[Stated task]: Keep the wording of each record exactly the same when you repeat it, and leave out pictures.

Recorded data
■ ■ ■ ■ ■

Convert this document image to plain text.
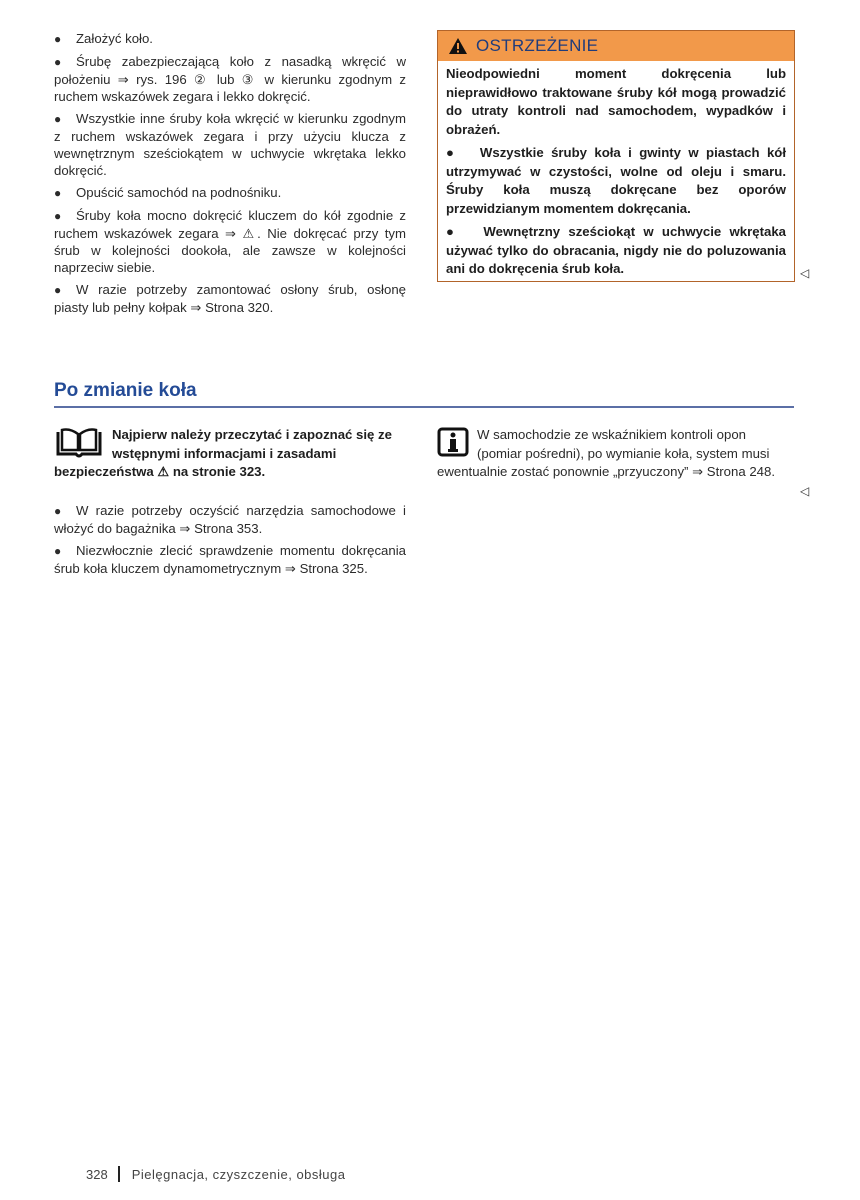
● Założyć koło.
● Śrubę zabezpieczającą koło z nasadką wkręcić w położeniu ⇒ rys. 196 ② lub ③ w kierunku zgodnym z ruchem wskazówek zegara i lekko dokręcić.
● Wszystkie inne śruby koła wkręcić w kierunku zgodnym z ruchem wskazówek zegara i przy użyciu klucza z wewnętrznym sześciokątem w uchwycie wkrętaka lekko dokręcić.
● Opuścić samochód na podnośniku.
● Śruby koła mocno dokręcić kluczem do kół zgodnie z ruchem wskazówek zegara ⇒ ⚠. Nie dokręcać przy tym śrub w kolejności dookoła, ale zawsze w kolejności naprzeciw siebie.
● W razie potrzeby zamontować osłony śrub, osłonę piasty lub pełny kołpak ⇒ Strona 320.
OSTRZEŻENIE

Nieodpowiedni moment dokręcenia lub nieprawidłowo traktowane śruby kół mogą prowadzić do utraty kontroli nad samochodem, wypadków i obrażeń.

●   Wszystkie śruby koła i gwinty w piastach kół utrzymywać w czystości, wolne od oleju i smaru. Śruby koła muszą dokręcane bez oporów przewidzianym momentem dokręcania.

●   Wewnętrzny sześciokąt w uchwycie wkrętaka używać tylko do obracania, nigdy nie do poluzowania ani do dokręcenia śrub koła.	◁
Po zmianie koła
Najpierw należy przeczytać i zapoznać się ze wstępnymi informacjami i zasadami bezpieczeństwa ⚠ na stronie 323.
● W razie potrzeby oczyścić narzędzia samochodowe i włożyć do bagażnika ⇒ Strona 353.
● Niezwłocznie zlecić sprawdzenie momentu dokręcania śrub koła kluczem dynamometrycznym ⇒ Strona 325.
W samochodzie ze wskaźnikiem kontroli opon (pomiar pośredni), po wymianie koła, system musi ewentualnie zostać ponownie „przyuczony” ⇒ Strona 248.
◁
328 Pielęgnacja, czyszczenie, obsługa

■ ■ ■ ■ ■

[Result of this exercise]:
Convert this document image to plain text.
● Założyć koło.
● Śrubę zabezpieczającą koło z nasadką wkręcić w położeniu ⇒ rys. 196 ② lub ③ w kierunku zgodnym z ruchem wskazówek zegara i lekko dokręcić.
● Wszystkie inne śruby koła wkręcić w kierunku zgodnym z ruchem wskazówek zegara i przy użyciu klucza z wewnętrznym sześciokątem w uchwycie wkrętaka lekko dokręcić.
● Opuścić samochód na podnośniku.
● Śruby koła mocno dokręcić kluczem do kół zgodnie z ruchem wskazówek zegara ⇒ ⚠. Nie dokręcać przy tym śrub w kolejności dookoła, ale zawsze w kolejności naprzeciw siebie.
● W razie potrzeby zamontować osłony śrub, osłonę piasty lub pełny kołpak ⇒ Strona 320.
OSTRZEŻENIE

Nieodpowiedni moment dokręcenia lub nieprawidłowo traktowane śruby kół mogą prowadzić do utraty kontroli nad samochodem, wypadków i obrażeń.

●   Wszystkie śruby koła i gwinty w piastach kół utrzymywać w czystości, wolne od oleju i smaru. Śruby koła muszą dokręcane bez oporów przewidzianym momentem dokręcania.

●   Wewnętrzny sześciokąt w uchwycie wkrętaka używać tylko do obracania, nigdy nie do poluzowania ani do dokręcenia śrub koła.	◁
Po zmianie koła
Najpierw należy przeczytać i zapoznać się ze wstępnymi informacjami i zasadami bezpieczeństwa ⚠ na stronie 323.
● W razie potrzeby oczyścić narzędzia samochodowe i włożyć do bagażnika ⇒ Strona 353.
● Niezwłocznie zlecić sprawdzenie momentu dokręcania śrub koła kluczem dynamometrycznym ⇒ Strona 325.
W samochodzie ze wskaźnikiem kontroli opon (pomiar pośredni), po wymianie koła, system musi ewentualnie zostać ponownie „przyuczony” ⇒ Strona 248.
◁
328 Pielęgnacja, czyszczenie, obsługa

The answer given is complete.